Page and application data records:
◆ ◆ ◆ ◆
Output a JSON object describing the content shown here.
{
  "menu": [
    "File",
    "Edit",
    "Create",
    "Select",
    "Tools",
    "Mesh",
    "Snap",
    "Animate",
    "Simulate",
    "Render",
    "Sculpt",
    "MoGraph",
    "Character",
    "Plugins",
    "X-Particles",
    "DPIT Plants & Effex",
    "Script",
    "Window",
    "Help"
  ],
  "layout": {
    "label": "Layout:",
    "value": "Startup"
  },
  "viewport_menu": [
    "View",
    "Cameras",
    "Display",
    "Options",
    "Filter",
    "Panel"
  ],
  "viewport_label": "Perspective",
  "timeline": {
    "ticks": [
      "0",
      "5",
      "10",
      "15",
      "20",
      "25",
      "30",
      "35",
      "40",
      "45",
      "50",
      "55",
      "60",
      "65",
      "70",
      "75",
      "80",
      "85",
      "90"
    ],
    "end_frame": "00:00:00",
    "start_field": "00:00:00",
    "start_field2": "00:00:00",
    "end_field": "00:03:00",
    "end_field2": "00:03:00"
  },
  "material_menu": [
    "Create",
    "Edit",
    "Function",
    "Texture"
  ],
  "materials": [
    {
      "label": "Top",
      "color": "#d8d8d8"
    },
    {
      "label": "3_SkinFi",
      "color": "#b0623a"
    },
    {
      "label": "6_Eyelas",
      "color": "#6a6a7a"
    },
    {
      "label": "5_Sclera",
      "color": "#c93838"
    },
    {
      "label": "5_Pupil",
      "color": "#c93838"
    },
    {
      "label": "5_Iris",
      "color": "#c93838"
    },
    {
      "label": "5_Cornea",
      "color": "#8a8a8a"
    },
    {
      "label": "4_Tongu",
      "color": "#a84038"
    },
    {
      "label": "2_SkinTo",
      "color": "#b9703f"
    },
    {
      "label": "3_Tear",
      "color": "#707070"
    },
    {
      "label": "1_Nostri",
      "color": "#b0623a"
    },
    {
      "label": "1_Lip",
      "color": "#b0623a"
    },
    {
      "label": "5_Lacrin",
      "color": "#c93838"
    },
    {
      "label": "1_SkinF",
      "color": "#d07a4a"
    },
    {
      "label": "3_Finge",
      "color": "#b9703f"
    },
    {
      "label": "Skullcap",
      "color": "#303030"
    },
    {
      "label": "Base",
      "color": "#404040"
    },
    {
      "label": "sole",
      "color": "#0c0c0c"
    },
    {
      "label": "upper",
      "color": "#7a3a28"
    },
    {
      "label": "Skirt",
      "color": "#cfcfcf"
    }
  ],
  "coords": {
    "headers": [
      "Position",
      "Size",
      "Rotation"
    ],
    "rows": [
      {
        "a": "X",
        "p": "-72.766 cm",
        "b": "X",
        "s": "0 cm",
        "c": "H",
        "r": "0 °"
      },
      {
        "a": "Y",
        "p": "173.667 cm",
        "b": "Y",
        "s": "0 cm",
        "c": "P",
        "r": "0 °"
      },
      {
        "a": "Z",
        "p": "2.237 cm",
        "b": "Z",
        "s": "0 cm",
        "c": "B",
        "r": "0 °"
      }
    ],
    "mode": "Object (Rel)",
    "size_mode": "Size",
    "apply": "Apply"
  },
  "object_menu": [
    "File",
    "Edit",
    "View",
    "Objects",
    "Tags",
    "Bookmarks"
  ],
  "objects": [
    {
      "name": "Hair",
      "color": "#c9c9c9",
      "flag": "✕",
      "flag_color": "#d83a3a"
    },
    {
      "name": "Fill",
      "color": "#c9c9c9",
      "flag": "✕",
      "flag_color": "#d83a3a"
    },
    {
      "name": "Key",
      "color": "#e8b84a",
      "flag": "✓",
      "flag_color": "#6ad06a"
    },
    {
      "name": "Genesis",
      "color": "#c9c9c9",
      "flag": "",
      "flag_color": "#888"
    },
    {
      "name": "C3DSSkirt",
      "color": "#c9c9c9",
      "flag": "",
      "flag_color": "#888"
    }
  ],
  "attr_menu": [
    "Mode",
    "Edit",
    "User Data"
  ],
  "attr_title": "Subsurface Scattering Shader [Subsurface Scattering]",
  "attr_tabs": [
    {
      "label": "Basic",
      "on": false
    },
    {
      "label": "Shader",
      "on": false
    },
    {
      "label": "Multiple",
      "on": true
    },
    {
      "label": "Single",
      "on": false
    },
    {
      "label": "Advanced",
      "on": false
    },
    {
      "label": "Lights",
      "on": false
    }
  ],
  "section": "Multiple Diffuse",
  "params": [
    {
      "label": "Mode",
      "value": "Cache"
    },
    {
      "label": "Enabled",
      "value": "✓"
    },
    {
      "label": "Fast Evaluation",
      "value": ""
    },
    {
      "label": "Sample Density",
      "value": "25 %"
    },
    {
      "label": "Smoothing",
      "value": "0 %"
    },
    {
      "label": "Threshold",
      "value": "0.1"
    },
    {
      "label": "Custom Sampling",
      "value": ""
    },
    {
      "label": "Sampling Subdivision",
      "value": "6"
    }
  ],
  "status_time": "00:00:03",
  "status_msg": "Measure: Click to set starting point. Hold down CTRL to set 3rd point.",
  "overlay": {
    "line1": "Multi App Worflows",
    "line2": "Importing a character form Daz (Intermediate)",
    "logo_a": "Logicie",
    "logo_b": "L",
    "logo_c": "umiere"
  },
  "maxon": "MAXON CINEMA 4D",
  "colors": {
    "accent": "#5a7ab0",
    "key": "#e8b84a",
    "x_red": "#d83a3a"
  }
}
◆ ◆ ◆ ◆
**TASK GOAL**
Each line above should be output exactly as written.

**COMPLETED EXERCISE**
Output a JSON object describing the content shown here.
{
  "menu": [
    "File",
    "Edit",
    "Create",
    "Select",
    "Tools",
    "Mesh",
    "Snap",
    "Animate",
    "Simulate",
    "Render",
    "Sculpt",
    "MoGraph",
    "Character",
    "Plugins",
    "X-Particles",
    "DPIT Plants & Effex",
    "Script",
    "Window",
    "Help"
  ],
  "layout": {
    "label": "Layout:",
    "value": "Startup"
  },
  "viewport_menu": [
    "View",
    "Cameras",
    "Display",
    "Options",
    "Filter",
    "Panel"
  ],
  "viewport_label": "Perspective",
  "timeline": {
    "ticks": [
      "0",
      "5",
      "10",
      "15",
      "20",
      "25",
      "30",
      "35",
      "40",
      "45",
      "50",
      "55",
      "60",
      "65",
      "70",
      "75",
      "80",
      "85",
      "90"
    ],
    "end_frame": "00:00:00",
    "start_field": "00:00:00",
    "start_field2": "00:00:00",
    "end_field": "00:03:00",
    "end_field2": "00:03:00"
  },
  "material_menu": [
    "Create",
    "Edit",
    "Function",
    "Texture"
  ],
  "materials": [
    {
      "label": "Top",
      "color": "#d8d8d8"
    },
    {
      "label": "3_SkinFi",
      "color": "#b0623a"
    },
    {
      "label": "6_Eyelas",
      "color": "#6a6a7a"
    },
    {
      "label": "5_Sclera",
      "color": "#c93838"
    },
    {
      "label": "5_Pupil",
      "color": "#c93838"
    },
    {
      "label": "5_Iris",
      "color": "#c93838"
    },
    {
      "label": "5_Cornea",
      "color": "#8a8a8a"
    },
    {
      "label": "4_Tongu",
      "color": "#a84038"
    },
    {
      "label": "2_SkinTo",
      "color": "#b9703f"
    },
    {
      "label": "3_Tear",
      "color": "#707070"
    },
    {
      "label": "1_Nostri",
      "color": "#b0623a"
    },
    {
      "label": "1_Lip",
      "color": "#b0623a"
    },
    {
      "label": "5_Lacrin",
      "color": "#c93838"
    },
    {
      "label": "1_SkinF",
      "color": "#d07a4a"
    },
    {
      "label": "3_Finge",
      "color": "#b9703f"
    },
    {
      "label": "Skullcap",
      "color": "#303030"
    },
    {
      "label": "Base",
      "color": "#404040"
    },
    {
      "label": "sole",
      "color": "#0c0c0c"
    },
    {
      "label": "upper",
      "color": "#7a3a28"
    },
    {
      "label": "Skirt",
      "color": "#cfcfcf"
    }
  ],
  "coords": {
    "headers": [
      "Position",
      "Size",
      "Rotation"
    ],
    "rows": [
      {
        "a": "X",
        "p": "-72.766 cm",
        "b": "X",
        "s": "0 cm",
        "c": "H",
        "r": "0 °"
      },
      {
        "a": "Y",
        "p": "173.667 cm",
        "b": "Y",
        "s": "0 cm",
        "c": "P",
        "r": "0 °"
      },
      {
        "a": "Z",
        "p": "2.237 cm",
        "b": "Z",
        "s": "0 cm",
        "c": "B",
        "r": "0 °"
      }
    ],
    "mode": "Object (Rel)",
    "size_mode": "Size",
    "apply": "Apply"
  },
  "object_menu": [
    "File",
    "Edit",
    "View",
    "Objects",
    "Tags",
    "Bookmarks"
  ],
  "objects": [
    {
      "name": "Hair",
      "color": "#c9c9c9",
      "flag": "✕",
      "flag_color": "#d83a3a"
    },
    {
      "name": "Fill",
      "color": "#c9c9c9",
      "flag": "✕",
      "flag_color": "#d83a3a"
    },
    {
      "name": "Key",
      "color": "#e8b84a",
      "flag": "✓",
      "flag_color": "#6ad06a"
    },
    {
      "name": "Genesis",
      "color": "#c9c9c9",
      "flag": "",
      "flag_color": "#888"
    },
    {
      "name": "C3DSSkirt",
      "color": "#c9c9c9",
      "flag": "",
      "flag_color": "#888"
    }
  ],
  "attr_menu": [
    "Mode",
    "Edit",
    "User Data"
  ],
  "attr_title": "Subsurface Scattering Shader [Subsurface Scattering]",
  "attr_tabs": [
    {
      "label": "Basic",
      "on": false
    },
    {
      "label": "Shader",
      "on": false
    },
    {
      "label": "Multiple",
      "on": true
    },
    {
      "label": "Single",
      "on": false
    },
    {
      "label": "Advanced",
      "on": false
    },
    {
      "label": "Lights",
      "on": false
    }
  ],
  "section": "Multiple Diffuse",
  "params": [
    {
      "label": "Mode",
      "value": "Cache"
    },
    {
      "label": "Enabled",
      "value": "✓"
    },
    {
      "label": "Fast Evaluation",
      "value": ""
    },
    {
      "label": "Sample Density",
      "value": "25 %"
    },
    {
      "label": "Smoothing",
      "value": "0 %"
    },
    {
      "label": "Threshold",
      "value": "0.1"
    },
    {
      "label": "Custom Sampling",
      "value": ""
    },
    {
      "label": "Sampling Subdivision",
      "value": "6"
    }
  ],
  "status_time": "00:00:03",
  "status_msg": "Measure: Click to set starting point. Hold down CTRL to set 3rd point.",
  "overlay": {
    "line1": "Multi App Worflows",
    "line2": "Importing a character form Daz (Intermediate)",
    "logo_a": "Logicie",
    "logo_b": "L",
    "logo_c": "umiere"
  },
  "maxon": "MAXON CINEMA 4D",
  "colors": {
    "accent": "#5a7ab0",
    "key": "#e8b84a",
    "x_red": "#d83a3a"
  }
}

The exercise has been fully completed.